Israel generally disregards UN bodies and either ignores or challenges its decisions. There is no respect for the jurisdiction of the International Court of Justice (ICJ). There is no compliance with International Criminal Court (ICC) decisions. Nothing in the Trump plans compels or obliges Israel to respect international law and international humanitarian law. The recent burning of UNRWA headquarters and the expulsion of 37 well-respected international humanitarian aid organizations speaks to this.

The mandate of the international stabilization force (ISF) is to “ensure the disarmament of the sector, including the destruction of military, terrorist, and offensive infrastructure and preventing its reconstruction, as well as the permanent removal of weapons from service by non-state armed groups”. This turns the ISF into an offensive force, not a peace-keeping force. If certain factions refuse to disarm, who then would be responsible for disarming them? Which country would accept to send in troops under such vague conditions?

There is a need for a clear mandate, a defined mission, for clear rules of engagement and withdrawal stages, and political approval from a legitimate Palestinian authority.

Concerning the deployment of an international peace-keeping force in Gaza, the timeline is vague and problematic. If this force is put on the ground before the complete withdrawal of Israeli forces, in a territory where a Palestinian police force is to operate, and where there might also be resistance fighters still in operation, it has the potential for disaster.

Should certain terms of the plan be “delayed or rejected” by freedom fighters (such as disarmament), it allows for continuing to proceed in “terror-free” areas which could create differences in government from one area to the next, and a lack of overall accountability. Volatile situations are likely to ensue.

Dataset entries ▸
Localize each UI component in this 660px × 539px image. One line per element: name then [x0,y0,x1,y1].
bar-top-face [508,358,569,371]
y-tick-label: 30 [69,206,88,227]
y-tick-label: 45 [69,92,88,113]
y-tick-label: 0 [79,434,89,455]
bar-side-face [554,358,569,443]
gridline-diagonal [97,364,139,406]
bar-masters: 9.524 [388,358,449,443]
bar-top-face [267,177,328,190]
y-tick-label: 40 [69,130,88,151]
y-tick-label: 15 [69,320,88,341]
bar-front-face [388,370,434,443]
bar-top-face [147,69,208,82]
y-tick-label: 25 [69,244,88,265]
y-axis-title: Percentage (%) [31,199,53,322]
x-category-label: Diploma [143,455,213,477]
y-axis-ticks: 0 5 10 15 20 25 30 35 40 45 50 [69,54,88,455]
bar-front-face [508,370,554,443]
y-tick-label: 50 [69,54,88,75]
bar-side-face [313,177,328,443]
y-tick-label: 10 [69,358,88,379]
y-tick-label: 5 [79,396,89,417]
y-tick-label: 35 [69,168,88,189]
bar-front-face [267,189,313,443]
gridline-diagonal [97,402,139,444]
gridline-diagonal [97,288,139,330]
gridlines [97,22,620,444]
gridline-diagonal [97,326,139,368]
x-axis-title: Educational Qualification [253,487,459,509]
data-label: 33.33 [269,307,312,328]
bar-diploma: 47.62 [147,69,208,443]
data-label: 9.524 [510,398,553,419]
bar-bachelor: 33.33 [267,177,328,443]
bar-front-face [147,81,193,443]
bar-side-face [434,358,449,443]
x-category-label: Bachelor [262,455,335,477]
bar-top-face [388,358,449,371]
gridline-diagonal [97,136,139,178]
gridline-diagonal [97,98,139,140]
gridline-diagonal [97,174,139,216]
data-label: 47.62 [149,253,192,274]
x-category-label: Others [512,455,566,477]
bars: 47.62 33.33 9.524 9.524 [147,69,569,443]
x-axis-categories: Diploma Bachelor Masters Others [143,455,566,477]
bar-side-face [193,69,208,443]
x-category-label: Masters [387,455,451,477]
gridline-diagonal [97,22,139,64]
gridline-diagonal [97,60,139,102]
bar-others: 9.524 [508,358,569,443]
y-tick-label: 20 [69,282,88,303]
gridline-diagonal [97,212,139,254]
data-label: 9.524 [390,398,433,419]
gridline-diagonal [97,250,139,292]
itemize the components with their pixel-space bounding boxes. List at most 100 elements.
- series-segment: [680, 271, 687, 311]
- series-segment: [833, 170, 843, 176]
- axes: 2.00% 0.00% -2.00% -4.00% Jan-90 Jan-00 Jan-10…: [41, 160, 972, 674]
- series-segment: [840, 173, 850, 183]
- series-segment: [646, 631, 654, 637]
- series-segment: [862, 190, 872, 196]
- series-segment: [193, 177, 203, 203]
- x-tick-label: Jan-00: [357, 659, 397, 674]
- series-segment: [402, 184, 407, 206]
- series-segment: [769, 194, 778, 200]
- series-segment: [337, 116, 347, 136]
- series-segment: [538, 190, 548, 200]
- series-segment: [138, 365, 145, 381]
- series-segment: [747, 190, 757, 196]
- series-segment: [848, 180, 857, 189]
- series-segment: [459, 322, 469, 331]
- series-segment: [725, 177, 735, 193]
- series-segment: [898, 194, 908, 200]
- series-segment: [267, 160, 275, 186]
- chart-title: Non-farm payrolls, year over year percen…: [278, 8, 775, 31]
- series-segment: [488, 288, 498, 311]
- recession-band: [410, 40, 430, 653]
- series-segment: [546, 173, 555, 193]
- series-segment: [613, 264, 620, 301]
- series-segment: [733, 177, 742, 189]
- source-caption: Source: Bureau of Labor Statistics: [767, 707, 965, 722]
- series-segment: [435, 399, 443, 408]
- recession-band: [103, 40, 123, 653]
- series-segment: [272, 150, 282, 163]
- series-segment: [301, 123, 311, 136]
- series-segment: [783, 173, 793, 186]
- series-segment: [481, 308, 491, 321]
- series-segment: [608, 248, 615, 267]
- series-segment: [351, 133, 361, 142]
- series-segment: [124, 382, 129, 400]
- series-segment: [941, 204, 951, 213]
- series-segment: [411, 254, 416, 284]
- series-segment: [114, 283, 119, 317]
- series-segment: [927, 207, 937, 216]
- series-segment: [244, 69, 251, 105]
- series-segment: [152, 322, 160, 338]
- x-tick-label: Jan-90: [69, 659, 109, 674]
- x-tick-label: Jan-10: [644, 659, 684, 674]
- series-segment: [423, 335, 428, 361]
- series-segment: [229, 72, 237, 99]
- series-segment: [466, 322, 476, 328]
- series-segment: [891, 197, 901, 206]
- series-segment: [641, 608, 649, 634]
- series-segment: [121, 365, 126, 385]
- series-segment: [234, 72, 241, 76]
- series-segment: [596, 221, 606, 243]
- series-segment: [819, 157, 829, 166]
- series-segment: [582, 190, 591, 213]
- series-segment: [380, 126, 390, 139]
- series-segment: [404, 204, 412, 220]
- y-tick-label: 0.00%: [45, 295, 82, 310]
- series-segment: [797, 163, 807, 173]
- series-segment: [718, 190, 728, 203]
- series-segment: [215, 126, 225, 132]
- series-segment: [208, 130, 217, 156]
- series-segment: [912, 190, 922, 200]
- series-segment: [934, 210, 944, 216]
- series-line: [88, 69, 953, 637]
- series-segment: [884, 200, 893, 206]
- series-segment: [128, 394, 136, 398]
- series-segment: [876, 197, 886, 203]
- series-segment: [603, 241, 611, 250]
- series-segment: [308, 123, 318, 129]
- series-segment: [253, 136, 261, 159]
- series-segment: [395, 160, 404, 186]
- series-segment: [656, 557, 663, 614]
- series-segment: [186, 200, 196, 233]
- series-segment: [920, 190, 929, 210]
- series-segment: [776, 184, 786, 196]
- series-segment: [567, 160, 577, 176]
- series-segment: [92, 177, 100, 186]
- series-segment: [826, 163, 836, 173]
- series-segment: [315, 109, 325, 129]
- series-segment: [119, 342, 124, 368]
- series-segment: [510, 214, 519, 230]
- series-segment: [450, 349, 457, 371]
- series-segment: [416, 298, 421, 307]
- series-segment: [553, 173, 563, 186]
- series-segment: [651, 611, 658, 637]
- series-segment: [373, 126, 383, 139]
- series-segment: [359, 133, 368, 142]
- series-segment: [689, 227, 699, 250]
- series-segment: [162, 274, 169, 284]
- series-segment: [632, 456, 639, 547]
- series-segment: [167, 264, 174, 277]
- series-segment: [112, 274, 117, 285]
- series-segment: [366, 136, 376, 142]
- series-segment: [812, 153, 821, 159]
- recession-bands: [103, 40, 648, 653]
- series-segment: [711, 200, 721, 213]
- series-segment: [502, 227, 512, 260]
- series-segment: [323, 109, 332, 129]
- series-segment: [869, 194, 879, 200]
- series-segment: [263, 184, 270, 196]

Prompt 1 ▸ According to the passage on the Trump plan for Gaza, what does the stated mandate turn the international stabilization force into?
Prompt 2 ▸ Reproduce word for word the passage on the Trump plan for Gaza, everything from "Concerning the deployment" down to "likely to ensue.".
The rows are not needed for this work.

Problem solution 1 ▸ It turns the ISF into an offensive force, not a peace-keeping force.

Problem solution 2 ▸
Concerning the deployment of an international peace-keeping force in Gaza, the timeline is vague and problematic. If this force is put on the ground before the complete withdrawal of Israeli forces, in a territory where a Palestinian police force is to operate, and where there might also be resistance fighters still in operation, it has the potential for disaster.

Should certain terms of the plan be “delayed or rejected” by freedom fighters (such as disarmament), it allows for continuing to proceed in “terror-free” areas which could create differences in government from one area to the next, and a lack of overall accountability. Volatile situations are likely to ensue.